• [Supplied data]
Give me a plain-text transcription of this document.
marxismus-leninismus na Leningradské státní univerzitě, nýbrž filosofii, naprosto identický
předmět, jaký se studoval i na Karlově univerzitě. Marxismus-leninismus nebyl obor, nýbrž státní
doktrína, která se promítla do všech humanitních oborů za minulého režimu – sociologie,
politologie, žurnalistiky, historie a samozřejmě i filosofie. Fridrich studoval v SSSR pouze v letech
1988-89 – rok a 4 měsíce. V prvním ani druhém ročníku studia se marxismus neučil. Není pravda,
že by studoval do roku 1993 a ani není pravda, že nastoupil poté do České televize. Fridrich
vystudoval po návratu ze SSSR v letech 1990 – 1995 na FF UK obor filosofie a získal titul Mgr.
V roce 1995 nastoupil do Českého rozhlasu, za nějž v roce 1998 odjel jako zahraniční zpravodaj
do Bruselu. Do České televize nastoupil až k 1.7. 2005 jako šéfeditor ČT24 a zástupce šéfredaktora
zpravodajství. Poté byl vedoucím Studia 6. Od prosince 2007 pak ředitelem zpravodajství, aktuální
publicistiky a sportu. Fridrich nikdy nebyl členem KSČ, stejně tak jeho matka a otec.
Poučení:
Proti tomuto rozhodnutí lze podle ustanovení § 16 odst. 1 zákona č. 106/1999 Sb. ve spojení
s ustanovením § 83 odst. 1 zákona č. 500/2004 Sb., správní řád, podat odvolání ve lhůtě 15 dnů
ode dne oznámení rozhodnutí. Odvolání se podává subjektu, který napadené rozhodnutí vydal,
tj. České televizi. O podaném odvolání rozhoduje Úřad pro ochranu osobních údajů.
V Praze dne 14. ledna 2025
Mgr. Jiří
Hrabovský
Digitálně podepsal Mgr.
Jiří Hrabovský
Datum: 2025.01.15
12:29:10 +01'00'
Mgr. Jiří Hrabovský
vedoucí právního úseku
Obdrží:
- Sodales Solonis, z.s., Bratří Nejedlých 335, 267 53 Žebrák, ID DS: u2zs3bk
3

• [What this task involves] Find the lines above that include the string "letech" and copy them.

• [Solution to the problem]
politologie, žurnalistiky, historie a samozřejmě i filosofie. Fridrich studoval v SSSR pouze v letech
vystudoval po návratu ze SSSR v letech 1990 – 1995 na FF UK obor filosofie a získal titul Mgr.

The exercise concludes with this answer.